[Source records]
────

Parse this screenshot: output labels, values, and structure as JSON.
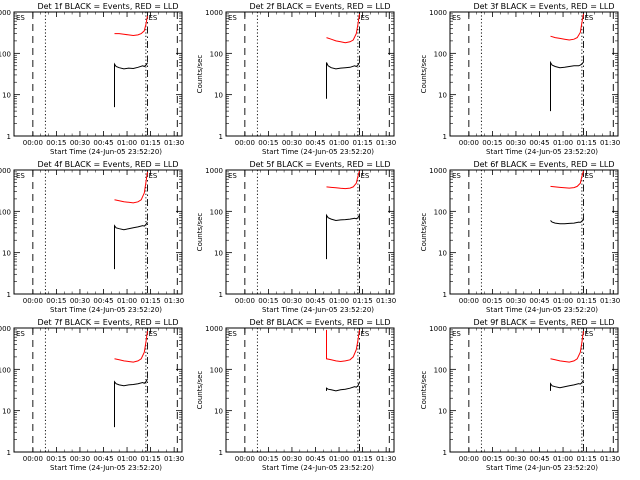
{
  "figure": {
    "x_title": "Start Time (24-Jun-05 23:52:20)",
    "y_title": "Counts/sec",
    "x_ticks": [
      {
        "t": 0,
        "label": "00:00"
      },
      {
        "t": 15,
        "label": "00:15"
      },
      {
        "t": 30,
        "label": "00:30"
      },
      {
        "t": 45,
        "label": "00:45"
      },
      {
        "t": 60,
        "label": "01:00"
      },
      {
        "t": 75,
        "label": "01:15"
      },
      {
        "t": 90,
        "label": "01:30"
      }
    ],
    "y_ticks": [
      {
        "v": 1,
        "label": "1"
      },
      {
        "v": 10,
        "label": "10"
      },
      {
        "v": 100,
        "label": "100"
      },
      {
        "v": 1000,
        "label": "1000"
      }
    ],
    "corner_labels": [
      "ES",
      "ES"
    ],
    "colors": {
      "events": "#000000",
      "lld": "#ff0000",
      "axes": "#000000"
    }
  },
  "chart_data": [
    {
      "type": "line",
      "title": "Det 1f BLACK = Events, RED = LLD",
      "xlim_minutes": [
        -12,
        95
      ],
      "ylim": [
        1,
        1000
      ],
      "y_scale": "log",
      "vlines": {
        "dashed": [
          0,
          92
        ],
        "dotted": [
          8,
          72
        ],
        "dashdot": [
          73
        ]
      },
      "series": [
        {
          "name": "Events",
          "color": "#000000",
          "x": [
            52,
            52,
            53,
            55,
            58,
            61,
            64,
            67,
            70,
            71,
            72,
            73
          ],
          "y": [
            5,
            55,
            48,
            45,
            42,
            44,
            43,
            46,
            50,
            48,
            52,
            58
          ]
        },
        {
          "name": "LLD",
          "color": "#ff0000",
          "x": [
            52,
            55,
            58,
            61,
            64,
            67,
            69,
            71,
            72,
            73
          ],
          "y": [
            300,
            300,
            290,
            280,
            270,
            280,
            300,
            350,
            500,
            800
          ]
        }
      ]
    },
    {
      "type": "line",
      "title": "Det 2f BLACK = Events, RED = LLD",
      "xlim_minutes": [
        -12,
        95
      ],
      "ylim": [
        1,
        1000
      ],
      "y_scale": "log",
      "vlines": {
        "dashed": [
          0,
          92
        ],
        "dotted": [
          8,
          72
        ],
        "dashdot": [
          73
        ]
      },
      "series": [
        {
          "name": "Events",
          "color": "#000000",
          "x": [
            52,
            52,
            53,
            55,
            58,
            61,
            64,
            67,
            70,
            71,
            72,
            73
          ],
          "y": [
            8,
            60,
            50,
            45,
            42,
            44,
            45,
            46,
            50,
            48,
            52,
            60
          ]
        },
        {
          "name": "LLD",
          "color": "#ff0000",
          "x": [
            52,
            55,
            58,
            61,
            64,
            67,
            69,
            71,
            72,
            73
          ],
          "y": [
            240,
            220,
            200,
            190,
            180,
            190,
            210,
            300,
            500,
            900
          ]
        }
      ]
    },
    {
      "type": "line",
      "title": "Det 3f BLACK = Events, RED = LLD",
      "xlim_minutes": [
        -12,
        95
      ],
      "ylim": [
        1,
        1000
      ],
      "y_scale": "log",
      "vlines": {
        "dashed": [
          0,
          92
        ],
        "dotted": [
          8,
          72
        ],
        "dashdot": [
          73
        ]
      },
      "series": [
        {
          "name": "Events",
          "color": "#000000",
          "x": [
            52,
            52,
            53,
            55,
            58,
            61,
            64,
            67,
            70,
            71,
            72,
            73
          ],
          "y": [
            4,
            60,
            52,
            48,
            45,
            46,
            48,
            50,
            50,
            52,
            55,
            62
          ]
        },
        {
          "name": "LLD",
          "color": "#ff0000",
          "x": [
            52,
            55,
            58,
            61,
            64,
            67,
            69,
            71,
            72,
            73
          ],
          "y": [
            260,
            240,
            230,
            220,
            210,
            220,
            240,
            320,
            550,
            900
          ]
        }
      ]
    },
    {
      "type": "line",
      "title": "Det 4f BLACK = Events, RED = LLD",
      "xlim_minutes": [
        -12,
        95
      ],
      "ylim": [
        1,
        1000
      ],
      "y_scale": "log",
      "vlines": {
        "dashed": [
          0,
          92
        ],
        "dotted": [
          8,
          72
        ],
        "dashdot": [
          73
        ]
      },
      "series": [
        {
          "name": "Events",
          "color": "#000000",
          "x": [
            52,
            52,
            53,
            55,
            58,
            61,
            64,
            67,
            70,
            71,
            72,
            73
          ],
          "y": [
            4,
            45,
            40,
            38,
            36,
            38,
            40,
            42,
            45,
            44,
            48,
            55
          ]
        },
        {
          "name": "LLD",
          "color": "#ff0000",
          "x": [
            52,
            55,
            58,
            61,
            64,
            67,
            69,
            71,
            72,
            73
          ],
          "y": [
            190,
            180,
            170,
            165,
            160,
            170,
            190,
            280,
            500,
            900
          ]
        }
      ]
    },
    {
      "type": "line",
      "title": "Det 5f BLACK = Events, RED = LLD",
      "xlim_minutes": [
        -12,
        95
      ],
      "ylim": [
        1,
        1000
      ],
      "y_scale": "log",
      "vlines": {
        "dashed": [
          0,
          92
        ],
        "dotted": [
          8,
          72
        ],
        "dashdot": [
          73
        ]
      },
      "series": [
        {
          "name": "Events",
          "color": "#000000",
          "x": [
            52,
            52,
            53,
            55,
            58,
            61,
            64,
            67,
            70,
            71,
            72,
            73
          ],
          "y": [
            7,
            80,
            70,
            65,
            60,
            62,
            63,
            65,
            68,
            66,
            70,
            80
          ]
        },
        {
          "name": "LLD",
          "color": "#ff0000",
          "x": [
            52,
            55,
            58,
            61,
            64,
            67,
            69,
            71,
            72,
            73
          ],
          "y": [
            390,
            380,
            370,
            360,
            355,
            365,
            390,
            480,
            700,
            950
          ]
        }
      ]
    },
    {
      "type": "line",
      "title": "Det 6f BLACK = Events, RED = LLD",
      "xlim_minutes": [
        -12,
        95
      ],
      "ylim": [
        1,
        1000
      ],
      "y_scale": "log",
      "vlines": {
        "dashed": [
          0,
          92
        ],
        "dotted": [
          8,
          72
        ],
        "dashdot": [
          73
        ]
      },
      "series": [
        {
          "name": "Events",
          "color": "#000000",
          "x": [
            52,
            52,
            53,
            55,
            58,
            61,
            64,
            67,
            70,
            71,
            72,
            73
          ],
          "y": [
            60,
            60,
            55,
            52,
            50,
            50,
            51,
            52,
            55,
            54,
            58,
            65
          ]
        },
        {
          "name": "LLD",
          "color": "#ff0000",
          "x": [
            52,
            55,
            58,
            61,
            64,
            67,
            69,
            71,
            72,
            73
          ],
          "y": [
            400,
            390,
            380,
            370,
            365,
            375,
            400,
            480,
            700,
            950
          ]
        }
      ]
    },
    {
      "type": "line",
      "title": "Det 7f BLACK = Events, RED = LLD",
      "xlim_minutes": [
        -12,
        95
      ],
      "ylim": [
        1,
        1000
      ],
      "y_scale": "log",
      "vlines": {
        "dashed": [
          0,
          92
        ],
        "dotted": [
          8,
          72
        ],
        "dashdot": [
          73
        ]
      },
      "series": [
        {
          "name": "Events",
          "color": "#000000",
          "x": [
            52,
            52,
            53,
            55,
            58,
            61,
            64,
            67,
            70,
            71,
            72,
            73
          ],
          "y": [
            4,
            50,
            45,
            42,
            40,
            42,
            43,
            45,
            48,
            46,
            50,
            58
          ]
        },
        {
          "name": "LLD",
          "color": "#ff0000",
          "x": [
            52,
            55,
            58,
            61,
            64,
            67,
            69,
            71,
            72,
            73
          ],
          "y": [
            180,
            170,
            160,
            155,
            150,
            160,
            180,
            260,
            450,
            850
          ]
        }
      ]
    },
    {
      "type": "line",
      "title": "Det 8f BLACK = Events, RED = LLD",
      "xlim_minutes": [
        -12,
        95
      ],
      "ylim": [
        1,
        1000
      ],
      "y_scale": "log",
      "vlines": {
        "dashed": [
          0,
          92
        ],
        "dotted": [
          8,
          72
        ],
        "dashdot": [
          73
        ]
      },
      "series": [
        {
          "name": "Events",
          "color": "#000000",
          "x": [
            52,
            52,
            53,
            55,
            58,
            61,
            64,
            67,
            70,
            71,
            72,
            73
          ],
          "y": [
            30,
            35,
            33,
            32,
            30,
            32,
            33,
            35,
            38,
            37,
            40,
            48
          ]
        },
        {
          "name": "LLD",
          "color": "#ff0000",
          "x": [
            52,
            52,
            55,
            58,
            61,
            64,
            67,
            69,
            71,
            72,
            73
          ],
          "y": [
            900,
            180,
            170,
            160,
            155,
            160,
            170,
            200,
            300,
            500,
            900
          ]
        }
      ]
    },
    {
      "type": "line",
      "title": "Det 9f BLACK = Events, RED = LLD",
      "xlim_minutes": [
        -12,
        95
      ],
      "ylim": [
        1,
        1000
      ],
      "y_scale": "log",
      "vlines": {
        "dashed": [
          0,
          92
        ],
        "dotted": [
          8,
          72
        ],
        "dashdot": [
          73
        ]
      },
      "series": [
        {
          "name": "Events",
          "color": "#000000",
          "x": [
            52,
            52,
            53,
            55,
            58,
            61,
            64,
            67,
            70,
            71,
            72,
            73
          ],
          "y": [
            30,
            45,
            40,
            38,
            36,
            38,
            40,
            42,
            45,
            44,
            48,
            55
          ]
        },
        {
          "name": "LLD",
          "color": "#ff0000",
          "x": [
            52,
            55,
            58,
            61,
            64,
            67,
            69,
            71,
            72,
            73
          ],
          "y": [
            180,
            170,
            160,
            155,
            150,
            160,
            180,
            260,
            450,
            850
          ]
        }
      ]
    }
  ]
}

────

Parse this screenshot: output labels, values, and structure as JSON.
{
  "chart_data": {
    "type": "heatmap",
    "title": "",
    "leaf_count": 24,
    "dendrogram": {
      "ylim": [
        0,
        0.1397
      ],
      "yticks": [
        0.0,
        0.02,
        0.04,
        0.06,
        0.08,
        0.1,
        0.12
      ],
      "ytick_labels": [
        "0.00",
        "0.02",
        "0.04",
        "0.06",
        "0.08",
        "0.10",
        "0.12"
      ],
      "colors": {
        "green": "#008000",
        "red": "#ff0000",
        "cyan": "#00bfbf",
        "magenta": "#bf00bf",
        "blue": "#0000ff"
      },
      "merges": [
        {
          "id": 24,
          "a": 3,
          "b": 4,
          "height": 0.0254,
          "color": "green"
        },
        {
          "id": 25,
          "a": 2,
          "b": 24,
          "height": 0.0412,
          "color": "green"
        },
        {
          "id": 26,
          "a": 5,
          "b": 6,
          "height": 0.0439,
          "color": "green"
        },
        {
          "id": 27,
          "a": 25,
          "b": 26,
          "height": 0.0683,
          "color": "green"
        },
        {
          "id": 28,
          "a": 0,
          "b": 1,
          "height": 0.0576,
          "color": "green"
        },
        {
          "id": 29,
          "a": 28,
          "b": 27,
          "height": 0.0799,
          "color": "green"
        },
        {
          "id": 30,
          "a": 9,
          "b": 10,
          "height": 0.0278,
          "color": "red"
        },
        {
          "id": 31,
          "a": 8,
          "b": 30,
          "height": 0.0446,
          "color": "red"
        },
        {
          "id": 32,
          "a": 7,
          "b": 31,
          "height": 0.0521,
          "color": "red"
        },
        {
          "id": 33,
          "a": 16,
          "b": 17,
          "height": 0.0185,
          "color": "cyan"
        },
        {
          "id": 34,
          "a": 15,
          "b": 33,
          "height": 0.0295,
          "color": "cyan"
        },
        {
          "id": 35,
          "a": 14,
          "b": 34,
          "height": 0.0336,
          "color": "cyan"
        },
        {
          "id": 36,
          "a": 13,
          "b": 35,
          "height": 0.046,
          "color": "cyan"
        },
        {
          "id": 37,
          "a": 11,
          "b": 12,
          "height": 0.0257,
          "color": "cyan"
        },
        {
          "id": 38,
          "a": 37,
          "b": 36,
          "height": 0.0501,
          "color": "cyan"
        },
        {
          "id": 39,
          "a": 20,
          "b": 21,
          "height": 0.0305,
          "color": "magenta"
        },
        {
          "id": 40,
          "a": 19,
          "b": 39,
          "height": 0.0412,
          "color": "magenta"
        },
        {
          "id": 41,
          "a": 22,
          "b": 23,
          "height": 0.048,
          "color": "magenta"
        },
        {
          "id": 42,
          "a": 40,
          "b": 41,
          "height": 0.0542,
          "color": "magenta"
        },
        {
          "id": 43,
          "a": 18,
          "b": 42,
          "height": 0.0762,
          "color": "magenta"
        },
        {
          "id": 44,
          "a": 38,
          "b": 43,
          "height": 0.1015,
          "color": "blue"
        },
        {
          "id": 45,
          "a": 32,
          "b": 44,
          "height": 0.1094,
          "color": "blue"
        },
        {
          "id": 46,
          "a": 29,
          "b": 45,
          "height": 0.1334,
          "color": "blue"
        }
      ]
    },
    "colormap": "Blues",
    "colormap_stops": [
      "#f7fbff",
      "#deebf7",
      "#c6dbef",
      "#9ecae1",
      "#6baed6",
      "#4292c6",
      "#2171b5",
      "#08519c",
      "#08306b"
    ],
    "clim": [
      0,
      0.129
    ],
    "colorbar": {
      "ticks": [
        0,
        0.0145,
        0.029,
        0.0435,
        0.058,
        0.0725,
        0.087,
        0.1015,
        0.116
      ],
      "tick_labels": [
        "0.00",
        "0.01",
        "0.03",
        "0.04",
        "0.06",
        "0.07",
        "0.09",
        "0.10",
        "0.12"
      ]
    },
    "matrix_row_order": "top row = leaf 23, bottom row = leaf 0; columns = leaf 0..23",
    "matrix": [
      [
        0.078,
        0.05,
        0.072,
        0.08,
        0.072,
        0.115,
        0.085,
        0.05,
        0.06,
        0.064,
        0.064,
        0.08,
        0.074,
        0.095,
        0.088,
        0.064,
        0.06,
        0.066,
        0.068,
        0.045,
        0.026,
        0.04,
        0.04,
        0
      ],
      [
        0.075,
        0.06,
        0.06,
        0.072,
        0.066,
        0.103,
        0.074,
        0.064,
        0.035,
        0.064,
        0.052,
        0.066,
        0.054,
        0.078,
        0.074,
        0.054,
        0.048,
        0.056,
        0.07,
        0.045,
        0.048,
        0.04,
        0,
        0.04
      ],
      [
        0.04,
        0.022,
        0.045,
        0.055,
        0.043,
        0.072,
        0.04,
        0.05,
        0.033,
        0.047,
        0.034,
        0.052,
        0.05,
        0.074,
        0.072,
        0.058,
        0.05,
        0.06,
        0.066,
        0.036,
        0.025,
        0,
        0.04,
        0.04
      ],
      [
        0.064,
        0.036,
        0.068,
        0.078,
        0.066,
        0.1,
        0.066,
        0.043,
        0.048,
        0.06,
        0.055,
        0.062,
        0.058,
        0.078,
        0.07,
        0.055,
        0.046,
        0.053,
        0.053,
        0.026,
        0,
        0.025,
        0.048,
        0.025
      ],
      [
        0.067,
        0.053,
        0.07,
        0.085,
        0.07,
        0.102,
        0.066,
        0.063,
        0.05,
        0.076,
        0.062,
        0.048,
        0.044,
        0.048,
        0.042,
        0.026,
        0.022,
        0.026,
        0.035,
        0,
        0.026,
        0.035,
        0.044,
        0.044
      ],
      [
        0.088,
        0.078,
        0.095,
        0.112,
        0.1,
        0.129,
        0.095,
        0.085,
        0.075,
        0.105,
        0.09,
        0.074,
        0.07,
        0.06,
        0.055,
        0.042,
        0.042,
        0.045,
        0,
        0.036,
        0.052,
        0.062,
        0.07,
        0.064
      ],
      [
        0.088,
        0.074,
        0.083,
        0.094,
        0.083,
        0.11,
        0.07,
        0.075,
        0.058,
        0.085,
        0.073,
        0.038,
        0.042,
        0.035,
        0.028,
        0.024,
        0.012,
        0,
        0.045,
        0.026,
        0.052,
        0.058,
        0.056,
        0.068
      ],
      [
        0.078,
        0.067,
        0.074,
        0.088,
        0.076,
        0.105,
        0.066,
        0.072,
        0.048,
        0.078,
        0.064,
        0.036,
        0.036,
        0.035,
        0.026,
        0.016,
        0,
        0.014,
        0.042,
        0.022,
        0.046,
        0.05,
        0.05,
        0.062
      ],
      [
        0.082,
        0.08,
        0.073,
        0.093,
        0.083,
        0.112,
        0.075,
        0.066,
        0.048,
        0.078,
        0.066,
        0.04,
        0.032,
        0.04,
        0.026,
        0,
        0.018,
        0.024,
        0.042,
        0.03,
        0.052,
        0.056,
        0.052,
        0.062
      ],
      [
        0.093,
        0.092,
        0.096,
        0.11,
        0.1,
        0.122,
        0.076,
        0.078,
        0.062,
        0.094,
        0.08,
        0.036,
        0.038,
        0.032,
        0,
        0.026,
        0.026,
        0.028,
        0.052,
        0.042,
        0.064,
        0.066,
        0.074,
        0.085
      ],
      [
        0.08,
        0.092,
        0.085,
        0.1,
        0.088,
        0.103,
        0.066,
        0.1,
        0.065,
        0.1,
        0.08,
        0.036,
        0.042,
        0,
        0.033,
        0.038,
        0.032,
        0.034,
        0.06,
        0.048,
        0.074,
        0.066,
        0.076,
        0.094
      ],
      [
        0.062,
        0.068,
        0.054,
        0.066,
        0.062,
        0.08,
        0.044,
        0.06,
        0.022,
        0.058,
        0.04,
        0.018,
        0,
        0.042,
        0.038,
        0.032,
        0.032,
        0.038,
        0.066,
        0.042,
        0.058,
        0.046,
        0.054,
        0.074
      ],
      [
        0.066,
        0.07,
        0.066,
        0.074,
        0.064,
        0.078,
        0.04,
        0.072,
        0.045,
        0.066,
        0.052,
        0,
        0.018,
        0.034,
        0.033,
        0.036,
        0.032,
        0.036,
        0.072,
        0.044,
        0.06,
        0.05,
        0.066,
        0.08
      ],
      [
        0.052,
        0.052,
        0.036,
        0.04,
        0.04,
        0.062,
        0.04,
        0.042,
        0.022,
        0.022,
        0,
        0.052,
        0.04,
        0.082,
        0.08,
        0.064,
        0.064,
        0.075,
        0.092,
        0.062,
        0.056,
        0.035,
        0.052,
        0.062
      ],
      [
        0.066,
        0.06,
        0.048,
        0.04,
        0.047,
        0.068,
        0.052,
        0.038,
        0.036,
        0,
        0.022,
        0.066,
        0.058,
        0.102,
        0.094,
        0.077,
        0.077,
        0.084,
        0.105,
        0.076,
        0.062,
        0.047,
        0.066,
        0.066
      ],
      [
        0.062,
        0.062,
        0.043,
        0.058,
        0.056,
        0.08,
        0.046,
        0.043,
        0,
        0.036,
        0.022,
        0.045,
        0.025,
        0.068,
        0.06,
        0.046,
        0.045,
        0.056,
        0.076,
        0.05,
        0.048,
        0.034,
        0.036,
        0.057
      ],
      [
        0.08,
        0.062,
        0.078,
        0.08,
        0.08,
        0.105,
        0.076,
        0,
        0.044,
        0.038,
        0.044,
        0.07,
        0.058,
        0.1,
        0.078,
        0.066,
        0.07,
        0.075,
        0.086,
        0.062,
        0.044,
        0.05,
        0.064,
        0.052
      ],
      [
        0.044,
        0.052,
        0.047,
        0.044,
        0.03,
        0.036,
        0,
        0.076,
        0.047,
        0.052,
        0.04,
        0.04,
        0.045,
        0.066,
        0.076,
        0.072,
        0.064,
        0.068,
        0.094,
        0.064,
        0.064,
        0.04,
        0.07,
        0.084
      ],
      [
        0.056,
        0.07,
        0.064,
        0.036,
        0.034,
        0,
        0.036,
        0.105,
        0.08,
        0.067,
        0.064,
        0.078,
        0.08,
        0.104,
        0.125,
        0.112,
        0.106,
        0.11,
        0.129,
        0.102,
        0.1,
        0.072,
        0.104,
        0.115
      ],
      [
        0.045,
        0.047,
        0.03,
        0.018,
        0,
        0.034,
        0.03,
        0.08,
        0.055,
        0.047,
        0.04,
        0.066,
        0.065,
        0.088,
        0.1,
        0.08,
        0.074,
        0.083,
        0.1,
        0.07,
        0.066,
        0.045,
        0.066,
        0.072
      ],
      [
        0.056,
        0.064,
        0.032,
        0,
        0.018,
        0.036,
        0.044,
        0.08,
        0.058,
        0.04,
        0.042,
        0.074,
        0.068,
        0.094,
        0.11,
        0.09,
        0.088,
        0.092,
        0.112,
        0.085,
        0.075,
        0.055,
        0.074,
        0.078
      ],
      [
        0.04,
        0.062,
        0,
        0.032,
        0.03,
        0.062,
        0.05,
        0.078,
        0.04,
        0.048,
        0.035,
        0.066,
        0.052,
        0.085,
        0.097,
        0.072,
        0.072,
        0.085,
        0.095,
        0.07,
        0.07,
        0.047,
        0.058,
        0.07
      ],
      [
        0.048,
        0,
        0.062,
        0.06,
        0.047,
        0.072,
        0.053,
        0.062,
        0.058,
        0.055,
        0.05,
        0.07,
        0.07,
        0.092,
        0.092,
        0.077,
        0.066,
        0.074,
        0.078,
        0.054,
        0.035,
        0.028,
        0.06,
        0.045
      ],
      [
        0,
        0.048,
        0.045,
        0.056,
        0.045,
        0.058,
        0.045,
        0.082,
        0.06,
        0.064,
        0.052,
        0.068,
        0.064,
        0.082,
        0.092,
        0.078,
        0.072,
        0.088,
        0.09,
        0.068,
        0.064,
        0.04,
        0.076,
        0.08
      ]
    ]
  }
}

────

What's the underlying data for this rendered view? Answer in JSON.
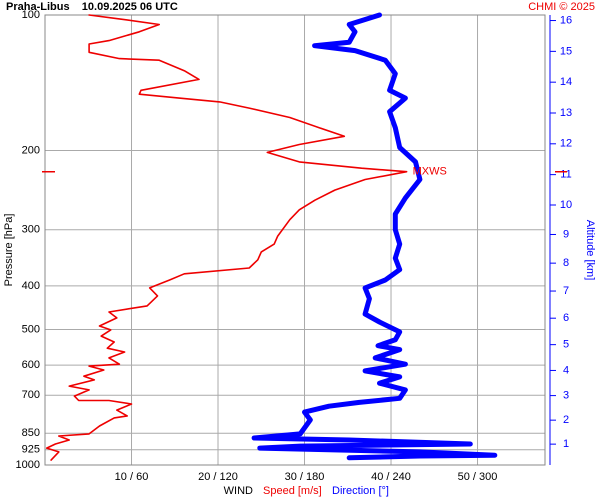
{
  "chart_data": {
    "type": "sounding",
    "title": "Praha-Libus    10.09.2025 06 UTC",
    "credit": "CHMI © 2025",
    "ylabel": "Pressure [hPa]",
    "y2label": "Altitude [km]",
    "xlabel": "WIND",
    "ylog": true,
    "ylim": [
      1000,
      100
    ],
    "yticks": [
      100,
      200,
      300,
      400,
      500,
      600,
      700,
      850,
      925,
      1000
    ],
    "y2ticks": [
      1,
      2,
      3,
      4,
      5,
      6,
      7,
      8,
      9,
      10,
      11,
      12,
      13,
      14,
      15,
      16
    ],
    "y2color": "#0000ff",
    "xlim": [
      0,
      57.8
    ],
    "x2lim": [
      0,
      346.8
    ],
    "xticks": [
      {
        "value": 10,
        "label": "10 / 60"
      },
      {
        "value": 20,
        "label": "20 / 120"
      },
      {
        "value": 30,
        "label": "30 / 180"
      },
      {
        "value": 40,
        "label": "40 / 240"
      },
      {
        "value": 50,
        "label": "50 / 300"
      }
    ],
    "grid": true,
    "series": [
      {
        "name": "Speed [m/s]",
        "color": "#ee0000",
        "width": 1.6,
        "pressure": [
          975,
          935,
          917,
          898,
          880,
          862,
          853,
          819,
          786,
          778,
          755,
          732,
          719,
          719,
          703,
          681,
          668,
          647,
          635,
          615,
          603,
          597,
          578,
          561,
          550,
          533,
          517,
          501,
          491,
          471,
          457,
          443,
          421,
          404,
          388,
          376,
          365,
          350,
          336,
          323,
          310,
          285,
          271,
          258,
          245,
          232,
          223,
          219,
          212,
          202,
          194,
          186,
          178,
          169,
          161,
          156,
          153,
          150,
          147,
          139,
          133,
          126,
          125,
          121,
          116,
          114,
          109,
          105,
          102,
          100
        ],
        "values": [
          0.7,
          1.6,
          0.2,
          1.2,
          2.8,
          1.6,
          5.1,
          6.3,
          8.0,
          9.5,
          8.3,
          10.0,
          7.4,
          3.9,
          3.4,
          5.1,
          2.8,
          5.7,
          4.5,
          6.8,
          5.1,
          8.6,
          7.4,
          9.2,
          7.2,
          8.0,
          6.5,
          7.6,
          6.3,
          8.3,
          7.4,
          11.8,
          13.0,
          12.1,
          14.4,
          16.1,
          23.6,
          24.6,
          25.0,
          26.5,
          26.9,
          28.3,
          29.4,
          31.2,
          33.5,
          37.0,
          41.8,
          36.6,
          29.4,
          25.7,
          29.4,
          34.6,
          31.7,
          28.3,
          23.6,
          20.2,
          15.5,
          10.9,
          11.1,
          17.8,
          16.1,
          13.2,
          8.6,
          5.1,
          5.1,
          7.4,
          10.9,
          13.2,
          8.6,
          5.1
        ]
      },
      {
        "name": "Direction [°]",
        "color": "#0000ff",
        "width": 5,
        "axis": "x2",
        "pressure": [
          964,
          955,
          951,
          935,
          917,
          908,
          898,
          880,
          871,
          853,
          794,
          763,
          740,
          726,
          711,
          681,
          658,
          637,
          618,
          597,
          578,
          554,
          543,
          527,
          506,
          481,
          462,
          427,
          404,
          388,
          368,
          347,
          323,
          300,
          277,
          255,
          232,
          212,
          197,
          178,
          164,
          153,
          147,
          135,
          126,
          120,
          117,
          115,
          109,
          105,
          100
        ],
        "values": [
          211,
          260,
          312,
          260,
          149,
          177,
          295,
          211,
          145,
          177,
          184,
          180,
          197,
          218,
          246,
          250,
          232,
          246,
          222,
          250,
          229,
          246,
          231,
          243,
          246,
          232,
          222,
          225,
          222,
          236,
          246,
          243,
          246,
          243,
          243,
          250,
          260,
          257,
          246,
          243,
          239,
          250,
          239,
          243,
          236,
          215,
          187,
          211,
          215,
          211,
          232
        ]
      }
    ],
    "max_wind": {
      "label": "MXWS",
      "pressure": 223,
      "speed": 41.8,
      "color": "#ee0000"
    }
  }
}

────

*Goal*
Gather all lines from the listing above in which "BLACK" occurs.

*Correct response*
      "title": "Det 1f BLACK = Events, RED = LLD",
      "title": "Det 2f BLACK = Events, RED = LLD",
      "title": "Det 3f BLACK = Events, RED = LLD",
      "title": "Det 4f BLACK = Events, RED = LLD",
      "title": "Det 5f BLACK = Events, RED = LLD",
      "title": "Det 6f BLACK = Events, RED = LLD",
      "title": "Det 7f BLACK = Events, RED = LLD",
      "title": "Det 8f BLACK = Events, RED = LLD",
      "title": "Det 9f BLACK = Events, RED = LLD",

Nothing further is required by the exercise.